### [TEXTO]

/---

Del Sábado, 04 de Octubre de 2025 al Jueves, 30 de Octubre de 2025
La última frontera

Quizá porque mi niñez sigue jugando en su playa y escondido tomando cañas estará mi primer amor, pero echo de menos el Mediterráneo. Más bien echo de menos el pedacito de costa vivo. Y es que mar solo hay uno, no hay fronteras físicas que separen los mares. Si las hay, a eso se le llama lago.
Para mí el Mediterráneo es el Postiguet, San Juan, Babel, la Albufereta, Tabarca, Santa Pola, Calpe, la Marina. Nombres que los hombres dan a las playas, a los cabos, a las orillas. Pero el Mediterráneo es mucho más grande. Para alguien de Dubrovnik el Mediterráneo es la playa de Sveti Jakov o la de Belleveu y para uno de Túnez, Hammamet o Mahda. Y el mar sigue siendo el mismo. 46.000 km de costas (que se dice pronto), más de 20 países, cientos de islas, tres continentes, cuatro penínsulas y miles de años de nuestra Historia, autopista de civilizaciones, carreteras invisibles que llevaron y trajeron culturas, dioses, lenguas, guerras.
Solo cuando navegas lejos de la costa aprecias, en todo su esplendor, la sinrazón y la estupidez humana. O tal vez habría que decir la naturaleza humana.
Esa tarde la travesía empezó maravillosamente, con el sol a media altura, el mar tranquilo y un viento suficiente para mover sin problemas el velero. Navegábamos con un rizo a 10 nudos, ciñendo el casco, deslizándose por la superficie, dejando una estela blanca y recta apuntando al puerto que se iba haciendo más y más pequeño hasta perderse, por fin, tras la línea del horizonte.
Poco a poco el mar empezó a embravecerse y 20 nudos por la popa nos impulsaron sin esfuerzo, el casco cortando, como un cuchillo, la tela azul del mar. Los ocasionales pantocazos y las salpicadas desde la proa se alternaban con momentos mágicos en los que el barco parecía patinar a toda velocidad por la superficie del agua. El sol se fue poniendo poco a poco por estribor, una bola naranja sumergiéndose en las aguas, pintando de colores el cielo: rosas, naranjas, rojos. El sonido del viento en la vela y los obenques, y del agua bajo la quilla era lo único que se oía. La luna, apenas una raya blanca, sonreía en el cielo y la oscuridad trajo un mar negro del que saltaban, de vez en cuando, chorros de espuma sobre las olas. Un millón de estrellas en el cielo y la aparición de la Vía Láctea cruzando el firmamento daban una sensación de pequeñez acojonante. Nada a tu alrededor. Solo mar. Ni un barco, ni costa, ni un faro. Solo el barco en mitad del aparente infinito. Aquí no parece haber fronteras y sin embargo, haberlas, haylas: aguas nacionales, aguas protegidas, de especial interés, etc. Fronteras surgidas de la necesidad económica, de la conciencia ecológica; fronteras, al fin y al cabo, humanas. Como todas las fronteras.

\---

### [CONSIGNA]
Copia el fragmento del texto sobre el Mediterráneo que empieza con "Solo cuando navegas" y termina con "línea del horizonte.", y cambia "velero" por "balandro". No hace falta consultar el listado.

### [DATOS EXTRAÍDOS]
/---

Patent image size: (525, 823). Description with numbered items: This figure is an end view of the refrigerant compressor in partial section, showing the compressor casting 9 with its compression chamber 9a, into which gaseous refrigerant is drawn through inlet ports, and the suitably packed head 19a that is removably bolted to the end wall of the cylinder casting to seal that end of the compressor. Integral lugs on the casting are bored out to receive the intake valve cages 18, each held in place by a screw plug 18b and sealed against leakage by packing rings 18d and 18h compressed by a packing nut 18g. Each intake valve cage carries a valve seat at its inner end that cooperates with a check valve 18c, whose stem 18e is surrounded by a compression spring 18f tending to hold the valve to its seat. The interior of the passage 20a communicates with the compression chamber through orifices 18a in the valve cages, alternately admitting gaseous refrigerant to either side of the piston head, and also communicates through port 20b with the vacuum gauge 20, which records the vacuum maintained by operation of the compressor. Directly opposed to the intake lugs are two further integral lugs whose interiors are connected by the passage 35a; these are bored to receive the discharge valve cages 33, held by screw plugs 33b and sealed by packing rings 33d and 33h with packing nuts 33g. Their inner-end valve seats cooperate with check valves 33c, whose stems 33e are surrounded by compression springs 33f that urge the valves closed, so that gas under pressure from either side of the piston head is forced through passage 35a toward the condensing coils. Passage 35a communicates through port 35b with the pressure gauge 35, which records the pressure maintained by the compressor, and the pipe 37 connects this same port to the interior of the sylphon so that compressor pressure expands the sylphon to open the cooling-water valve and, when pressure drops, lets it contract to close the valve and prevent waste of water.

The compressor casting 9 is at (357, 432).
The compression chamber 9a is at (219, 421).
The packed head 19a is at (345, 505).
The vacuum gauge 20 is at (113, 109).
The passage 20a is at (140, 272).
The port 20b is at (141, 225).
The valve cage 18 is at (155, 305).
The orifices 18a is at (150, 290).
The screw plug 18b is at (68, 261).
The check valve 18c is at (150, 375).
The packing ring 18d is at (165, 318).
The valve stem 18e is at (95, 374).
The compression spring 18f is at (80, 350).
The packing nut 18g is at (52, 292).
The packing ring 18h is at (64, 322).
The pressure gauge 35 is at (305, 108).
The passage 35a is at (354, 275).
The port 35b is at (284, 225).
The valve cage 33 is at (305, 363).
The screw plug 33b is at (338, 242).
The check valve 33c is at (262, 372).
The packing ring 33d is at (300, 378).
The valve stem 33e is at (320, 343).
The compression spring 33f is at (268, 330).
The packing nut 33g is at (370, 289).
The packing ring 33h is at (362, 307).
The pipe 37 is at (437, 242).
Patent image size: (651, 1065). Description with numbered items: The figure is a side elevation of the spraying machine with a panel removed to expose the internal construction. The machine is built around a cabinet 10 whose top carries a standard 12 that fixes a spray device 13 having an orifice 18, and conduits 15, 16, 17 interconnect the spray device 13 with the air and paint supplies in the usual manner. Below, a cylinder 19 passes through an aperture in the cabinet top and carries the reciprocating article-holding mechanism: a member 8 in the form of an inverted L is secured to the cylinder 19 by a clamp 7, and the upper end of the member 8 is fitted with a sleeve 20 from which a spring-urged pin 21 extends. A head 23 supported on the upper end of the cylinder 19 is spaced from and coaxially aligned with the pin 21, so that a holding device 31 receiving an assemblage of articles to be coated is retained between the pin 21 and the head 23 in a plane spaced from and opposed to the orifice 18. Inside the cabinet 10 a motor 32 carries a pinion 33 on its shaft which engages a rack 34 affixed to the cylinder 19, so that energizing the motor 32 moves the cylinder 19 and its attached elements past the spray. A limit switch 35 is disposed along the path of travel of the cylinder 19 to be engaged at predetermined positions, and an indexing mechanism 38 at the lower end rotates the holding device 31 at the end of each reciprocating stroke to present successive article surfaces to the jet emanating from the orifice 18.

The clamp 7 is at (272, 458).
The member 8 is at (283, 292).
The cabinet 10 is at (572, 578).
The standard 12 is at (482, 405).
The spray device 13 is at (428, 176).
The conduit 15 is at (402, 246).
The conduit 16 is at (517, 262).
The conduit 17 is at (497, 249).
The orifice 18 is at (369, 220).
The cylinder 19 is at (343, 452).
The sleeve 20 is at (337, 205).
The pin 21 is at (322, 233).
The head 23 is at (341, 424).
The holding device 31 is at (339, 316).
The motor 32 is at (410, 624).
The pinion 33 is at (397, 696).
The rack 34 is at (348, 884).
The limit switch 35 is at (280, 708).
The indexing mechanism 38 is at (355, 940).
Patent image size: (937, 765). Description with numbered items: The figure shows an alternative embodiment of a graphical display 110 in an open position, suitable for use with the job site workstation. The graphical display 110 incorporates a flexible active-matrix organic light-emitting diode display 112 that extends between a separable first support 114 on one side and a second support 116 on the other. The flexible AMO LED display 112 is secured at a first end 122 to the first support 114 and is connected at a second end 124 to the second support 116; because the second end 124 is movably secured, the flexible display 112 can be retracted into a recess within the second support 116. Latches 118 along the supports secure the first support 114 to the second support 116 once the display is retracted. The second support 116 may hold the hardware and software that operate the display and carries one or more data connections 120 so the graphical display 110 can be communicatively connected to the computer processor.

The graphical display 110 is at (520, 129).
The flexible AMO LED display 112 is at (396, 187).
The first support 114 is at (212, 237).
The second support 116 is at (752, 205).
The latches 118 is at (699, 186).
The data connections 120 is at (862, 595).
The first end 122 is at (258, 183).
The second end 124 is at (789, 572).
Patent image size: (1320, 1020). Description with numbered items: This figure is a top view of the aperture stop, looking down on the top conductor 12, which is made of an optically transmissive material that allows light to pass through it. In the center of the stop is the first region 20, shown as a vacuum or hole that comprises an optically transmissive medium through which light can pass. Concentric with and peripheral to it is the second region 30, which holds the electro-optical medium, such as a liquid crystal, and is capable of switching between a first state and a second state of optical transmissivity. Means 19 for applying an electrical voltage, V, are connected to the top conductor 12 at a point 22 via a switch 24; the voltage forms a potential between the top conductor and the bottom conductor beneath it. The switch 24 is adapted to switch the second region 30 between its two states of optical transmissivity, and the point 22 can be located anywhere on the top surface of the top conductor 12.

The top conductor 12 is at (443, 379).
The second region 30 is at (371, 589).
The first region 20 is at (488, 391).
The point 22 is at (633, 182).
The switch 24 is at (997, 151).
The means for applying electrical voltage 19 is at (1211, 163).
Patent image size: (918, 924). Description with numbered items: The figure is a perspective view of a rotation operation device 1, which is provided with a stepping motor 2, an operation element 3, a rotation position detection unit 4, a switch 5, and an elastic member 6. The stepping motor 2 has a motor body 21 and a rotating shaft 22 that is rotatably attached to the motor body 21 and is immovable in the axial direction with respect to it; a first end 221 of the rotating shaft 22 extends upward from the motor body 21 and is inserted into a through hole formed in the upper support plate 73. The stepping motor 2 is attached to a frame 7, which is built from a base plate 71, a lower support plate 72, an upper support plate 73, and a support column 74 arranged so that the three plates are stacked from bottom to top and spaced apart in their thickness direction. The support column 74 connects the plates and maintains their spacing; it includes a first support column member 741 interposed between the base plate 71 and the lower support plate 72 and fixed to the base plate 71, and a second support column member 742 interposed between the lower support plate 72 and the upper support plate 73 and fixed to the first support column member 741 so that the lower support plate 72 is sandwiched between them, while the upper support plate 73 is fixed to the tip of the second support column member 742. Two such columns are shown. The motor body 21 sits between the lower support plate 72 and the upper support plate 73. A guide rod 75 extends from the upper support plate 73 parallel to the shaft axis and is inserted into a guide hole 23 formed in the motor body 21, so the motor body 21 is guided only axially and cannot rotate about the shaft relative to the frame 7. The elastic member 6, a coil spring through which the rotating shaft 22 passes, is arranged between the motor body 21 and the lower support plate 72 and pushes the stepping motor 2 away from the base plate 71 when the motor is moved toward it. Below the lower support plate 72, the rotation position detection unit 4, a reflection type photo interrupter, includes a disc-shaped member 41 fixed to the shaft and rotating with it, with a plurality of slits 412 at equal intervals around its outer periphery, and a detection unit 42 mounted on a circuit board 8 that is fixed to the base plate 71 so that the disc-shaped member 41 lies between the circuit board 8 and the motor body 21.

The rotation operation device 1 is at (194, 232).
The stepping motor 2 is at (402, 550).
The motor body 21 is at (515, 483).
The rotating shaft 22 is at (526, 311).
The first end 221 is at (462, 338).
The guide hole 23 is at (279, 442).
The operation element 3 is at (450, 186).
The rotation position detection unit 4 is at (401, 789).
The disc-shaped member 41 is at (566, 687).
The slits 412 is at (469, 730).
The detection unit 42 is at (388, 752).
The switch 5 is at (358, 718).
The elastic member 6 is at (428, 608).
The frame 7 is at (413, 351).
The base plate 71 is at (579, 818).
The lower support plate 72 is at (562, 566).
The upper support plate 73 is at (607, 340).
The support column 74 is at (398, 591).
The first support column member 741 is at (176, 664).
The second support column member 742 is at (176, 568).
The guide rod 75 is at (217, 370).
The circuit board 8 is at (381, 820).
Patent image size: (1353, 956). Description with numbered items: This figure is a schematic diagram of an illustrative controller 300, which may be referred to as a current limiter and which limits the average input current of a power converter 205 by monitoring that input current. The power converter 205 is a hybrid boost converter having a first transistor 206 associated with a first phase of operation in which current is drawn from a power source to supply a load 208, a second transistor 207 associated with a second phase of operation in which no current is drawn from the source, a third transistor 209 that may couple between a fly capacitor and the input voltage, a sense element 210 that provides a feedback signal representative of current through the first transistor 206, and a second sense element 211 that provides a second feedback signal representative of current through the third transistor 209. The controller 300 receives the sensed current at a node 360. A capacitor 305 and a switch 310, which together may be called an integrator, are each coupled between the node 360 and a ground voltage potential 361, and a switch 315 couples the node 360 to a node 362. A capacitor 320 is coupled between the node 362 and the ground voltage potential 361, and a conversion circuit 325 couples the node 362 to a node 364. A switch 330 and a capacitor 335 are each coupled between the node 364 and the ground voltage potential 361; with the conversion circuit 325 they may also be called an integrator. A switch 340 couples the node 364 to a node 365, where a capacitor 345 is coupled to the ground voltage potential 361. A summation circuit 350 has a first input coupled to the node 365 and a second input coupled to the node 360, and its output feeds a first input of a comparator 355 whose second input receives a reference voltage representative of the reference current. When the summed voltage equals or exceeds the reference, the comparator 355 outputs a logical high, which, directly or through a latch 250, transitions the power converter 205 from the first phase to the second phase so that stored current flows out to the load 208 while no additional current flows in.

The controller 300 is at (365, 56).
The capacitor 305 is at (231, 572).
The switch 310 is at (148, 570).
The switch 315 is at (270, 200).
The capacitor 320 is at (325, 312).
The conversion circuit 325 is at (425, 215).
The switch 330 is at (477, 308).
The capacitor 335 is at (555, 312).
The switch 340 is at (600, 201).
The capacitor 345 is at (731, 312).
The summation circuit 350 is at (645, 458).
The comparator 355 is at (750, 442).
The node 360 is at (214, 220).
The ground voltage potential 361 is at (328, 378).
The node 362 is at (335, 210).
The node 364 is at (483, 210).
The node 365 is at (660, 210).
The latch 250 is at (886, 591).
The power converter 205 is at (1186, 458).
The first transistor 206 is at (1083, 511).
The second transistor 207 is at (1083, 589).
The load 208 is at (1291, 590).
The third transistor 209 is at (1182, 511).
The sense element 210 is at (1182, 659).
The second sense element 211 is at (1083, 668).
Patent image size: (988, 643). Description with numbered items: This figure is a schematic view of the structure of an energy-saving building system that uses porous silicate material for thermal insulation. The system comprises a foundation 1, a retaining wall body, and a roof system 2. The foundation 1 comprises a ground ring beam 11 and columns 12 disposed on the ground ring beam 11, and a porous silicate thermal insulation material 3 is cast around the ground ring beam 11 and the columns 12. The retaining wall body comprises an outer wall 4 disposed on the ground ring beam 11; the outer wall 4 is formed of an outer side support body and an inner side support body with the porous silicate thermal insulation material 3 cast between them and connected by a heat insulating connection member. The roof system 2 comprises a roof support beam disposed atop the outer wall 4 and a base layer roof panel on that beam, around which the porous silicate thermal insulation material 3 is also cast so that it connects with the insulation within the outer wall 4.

\---

### [RESULTADO CORRECTO]
Solo cuando navegas lejos de la costa aprecias, en todo su esplendor, la sinrazón y la estupidez humana. O tal vez habría que decir la naturaleza humana.
Esa tarde la travesía empezó maravillosamente, con el sol a media altura, el mar tranquilo y un viento suficiente para mover sin problemas el balandro. Navegábamos con un rizo a 10 nudos, ciñendo el casco, deslizándose por la superficie, dejando una estela blanca y recta apuntando al puerto que se iba haciendo más y más pequeño hasta perderse, por fin, tras la línea del horizonte.